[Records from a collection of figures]
════
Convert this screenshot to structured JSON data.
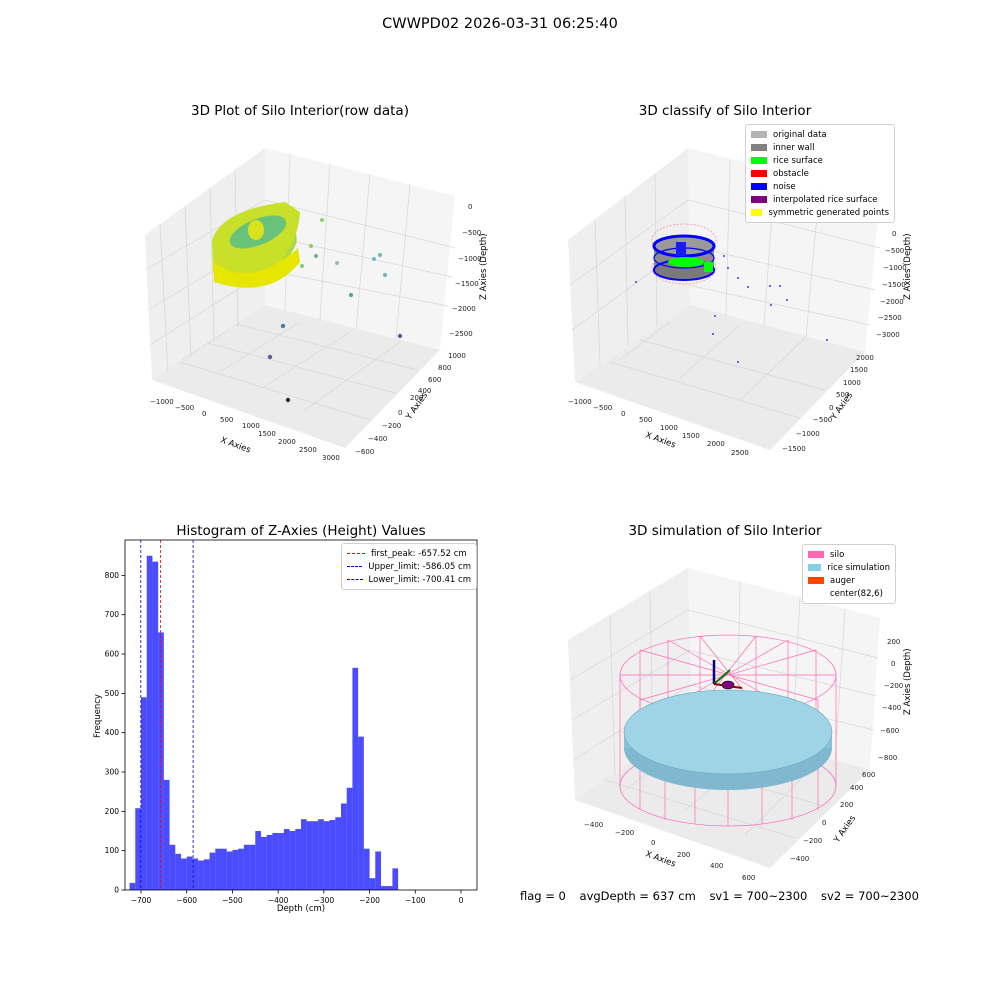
{
  "suptitle": "CWWPD02 2026-03-31 06:25:40",
  "panels": {
    "raw": {
      "title": "3D Plot of Silo Interior(row data)",
      "xlabel": "X Axies",
      "ylabel": "Y Axies",
      "zlabel": "Z Axies (Depth)",
      "xticks": [
        "−1000",
        "−500",
        "0",
        "500",
        "1000",
        "1500",
        "2000",
        "2500",
        "3000"
      ],
      "yticks": [
        "−600",
        "−400",
        "−200",
        "0",
        "200",
        "400",
        "600",
        "800",
        "1000"
      ],
      "zticks": [
        "0",
        "−500",
        "−1000",
        "−1500",
        "−2000",
        "−2500"
      ]
    },
    "classify": {
      "title": "3D classify of Silo Interior",
      "xlabel": "X Axies",
      "ylabel": "Y Axies",
      "zlabel": "Z Axies (Depth)",
      "xticks": [
        "−1000",
        "−500",
        "0",
        "500",
        "1000",
        "1500",
        "2000",
        "2500"
      ],
      "yticks": [
        "−1500",
        "−1000",
        "−500",
        "0",
        "500",
        "1000",
        "1500",
        "2000"
      ],
      "zticks": [
        "0",
        "−500",
        "−1000",
        "−1500",
        "−2000",
        "−2500",
        "−3000"
      ],
      "legend": [
        {
          "label": "original data",
          "color": "#b4b4b4"
        },
        {
          "label": "inner wall",
          "color": "#808080"
        },
        {
          "label": "rice surface",
          "color": "#00ff00"
        },
        {
          "label": "obstacle",
          "color": "#ff0000"
        },
        {
          "label": "noise",
          "color": "#0000ff"
        },
        {
          "label": "interpolated rice surface",
          "color": "#800080"
        },
        {
          "label": "symmetric generated points",
          "color": "#ffff00"
        }
      ]
    },
    "simulation": {
      "title": "3D simulation of Silo Interior",
      "xlabel": "X Axies",
      "ylabel": "Y Axies",
      "zlabel": "Z Axies (Depth)",
      "xticks": [
        "−400",
        "−200",
        "0",
        "200",
        "400",
        "600"
      ],
      "yticks": [
        "−400",
        "−200",
        "0",
        "200",
        "400",
        "600"
      ],
      "zticks": [
        "200",
        "0",
        "−200",
        "−400",
        "−600",
        "−800"
      ],
      "legend": [
        {
          "label": "silo",
          "color": "#ff69b4"
        },
        {
          "label": "rice simulation",
          "color": "#87ceeb"
        },
        {
          "label": "auger",
          "color": "#ff4500"
        },
        {
          "label": "center(82,6)",
          "color": "#ffffff"
        }
      ]
    }
  },
  "chart_data": {
    "type": "bar",
    "title": "Histogram of Z-Axies (Height) Values",
    "xlabel": "Depth (cm)",
    "ylabel": "Frequency",
    "xlim": [
      -735,
      35
    ],
    "ylim": [
      0,
      890
    ],
    "bin_width": 12.5,
    "bin_start": -725,
    "color": "#0000ff",
    "values": [
      18,
      208,
      490,
      850,
      835,
      655,
      280,
      115,
      92,
      80,
      85,
      80,
      75,
      78,
      95,
      105,
      105,
      98,
      102,
      105,
      115,
      115,
      150,
      135,
      140,
      145,
      145,
      155,
      150,
      155,
      180,
      175,
      175,
      180,
      175,
      178,
      185,
      220,
      260,
      565,
      390,
      105,
      30,
      98,
      10,
      10,
      55
    ],
    "xticks": [
      -700,
      -600,
      -500,
      -400,
      -300,
      -200,
      -100,
      0
    ],
    "xtick_labels": [
      "−700",
      "−600",
      "−500",
      "−400",
      "−300",
      "−200",
      "−100",
      "0"
    ],
    "yticks": [
      0,
      100,
      200,
      300,
      400,
      500,
      600,
      700,
      800
    ],
    "lines": [
      {
        "label": "first_peak: -657.52 cm",
        "x": -657.52,
        "color": "#ff0000"
      },
      {
        "label": "Upper_limit: -586.05 cm",
        "x": -586.05,
        "color": "#0000cc"
      },
      {
        "label": "Lower_limit: -700.41 cm",
        "x": -700.41,
        "color": "#0000cc"
      }
    ],
    "legend_position": "top-right"
  },
  "footer": {
    "flag": "flag = 0",
    "avg_depth": "avgDepth = 637 cm",
    "sv1": "sv1 = 700~2300",
    "sv2": "sv2 = 700~2300"
  }
}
════
Written exercise – Transcribe all of the material exactly, leaving out whatever pictures it contains.

Result –
Convert this screenshot to structured JSON data.
{
  "suptitle": "CWWPD02 2026-03-31 06:25:40",
  "panels": {
    "raw": {
      "title": "3D Plot of Silo Interior(row data)",
      "xlabel": "X Axies",
      "ylabel": "Y Axies",
      "zlabel": "Z Axies (Depth)",
      "xticks": [
        "−1000",
        "−500",
        "0",
        "500",
        "1000",
        "1500",
        "2000",
        "2500",
        "3000"
      ],
      "yticks": [
        "−600",
        "−400",
        "−200",
        "0",
        "200",
        "400",
        "600",
        "800",
        "1000"
      ],
      "zticks": [
        "0",
        "−500",
        "−1000",
        "−1500",
        "−2000",
        "−2500"
      ]
    },
    "classify": {
      "title": "3D classify of Silo Interior",
      "xlabel": "X Axies",
      "ylabel": "Y Axies",
      "zlabel": "Z Axies (Depth)",
      "xticks": [
        "−1000",
        "−500",
        "0",
        "500",
        "1000",
        "1500",
        "2000",
        "2500"
      ],
      "yticks": [
        "−1500",
        "−1000",
        "−500",
        "0",
        "500",
        "1000",
        "1500",
        "2000"
      ],
      "zticks": [
        "0",
        "−500",
        "−1000",
        "−1500",
        "−2000",
        "−2500",
        "−3000"
      ],
      "legend": [
        {
          "label": "original data",
          "color": "#b4b4b4"
        },
        {
          "label": "inner wall",
          "color": "#808080"
        },
        {
          "label": "rice surface",
          "color": "#00ff00"
        },
        {
          "label": "obstacle",
          "color": "#ff0000"
        },
        {
          "label": "noise",
          "color": "#0000ff"
        },
        {
          "label": "interpolated rice surface",
          "color": "#800080"
        },
        {
          "label": "symmetric generated points",
          "color": "#ffff00"
        }
      ]
    },
    "simulation": {
      "title": "3D simulation of Silo Interior",
      "xlabel": "X Axies",
      "ylabel": "Y Axies",
      "zlabel": "Z Axies (Depth)",
      "xticks": [
        "−400",
        "−200",
        "0",
        "200",
        "400",
        "600"
      ],
      "yticks": [
        "−400",
        "−200",
        "0",
        "200",
        "400",
        "600"
      ],
      "zticks": [
        "200",
        "0",
        "−200",
        "−400",
        "−600",
        "−800"
      ],
      "legend": [
        {
          "label": "silo",
          "color": "#ff69b4"
        },
        {
          "label": "rice simulation",
          "color": "#87ceeb"
        },
        {
          "label": "auger",
          "color": "#ff4500"
        },
        {
          "label": "center(82,6)",
          "color": "#ffffff"
        }
      ]
    }
  },
  "chart_data": {
    "type": "bar",
    "title": "Histogram of Z-Axies (Height) Values",
    "xlabel": "Depth (cm)",
    "ylabel": "Frequency",
    "xlim": [
      -735,
      35
    ],
    "ylim": [
      0,
      890
    ],
    "bin_width": 12.5,
    "bin_start": -725,
    "color": "#0000ff",
    "values": [
      18,
      208,
      490,
      850,
      835,
      655,
      280,
      115,
      92,
      80,
      85,
      80,
      75,
      78,
      95,
      105,
      105,
      98,
      102,
      105,
      115,
      115,
      150,
      135,
      140,
      145,
      145,
      155,
      150,
      155,
      180,
      175,
      175,
      180,
      175,
      178,
      185,
      220,
      260,
      565,
      390,
      105,
      30,
      98,
      10,
      10,
      55
    ],
    "xticks": [
      -700,
      -600,
      -500,
      -400,
      -300,
      -200,
      -100,
      0
    ],
    "xtick_labels": [
      "−700",
      "−600",
      "−500",
      "−400",
      "−300",
      "−200",
      "−100",
      "0"
    ],
    "yticks": [
      0,
      100,
      200,
      300,
      400,
      500,
      600,
      700,
      800
    ],
    "lines": [
      {
        "label": "first_peak: -657.52 cm",
        "x": -657.52,
        "color": "#ff0000"
      },
      {
        "label": "Upper_limit: -586.05 cm",
        "x": -586.05,
        "color": "#0000cc"
      },
      {
        "label": "Lower_limit: -700.41 cm",
        "x": -700.41,
        "color": "#0000cc"
      }
    ],
    "legend_position": "top-right"
  },
  "footer": {
    "flag": "flag = 0",
    "avg_depth": "avgDepth = 637 cm",
    "sv1": "sv1 = 700~2300",
    "sv2": "sv2 = 700~2300"
  }
}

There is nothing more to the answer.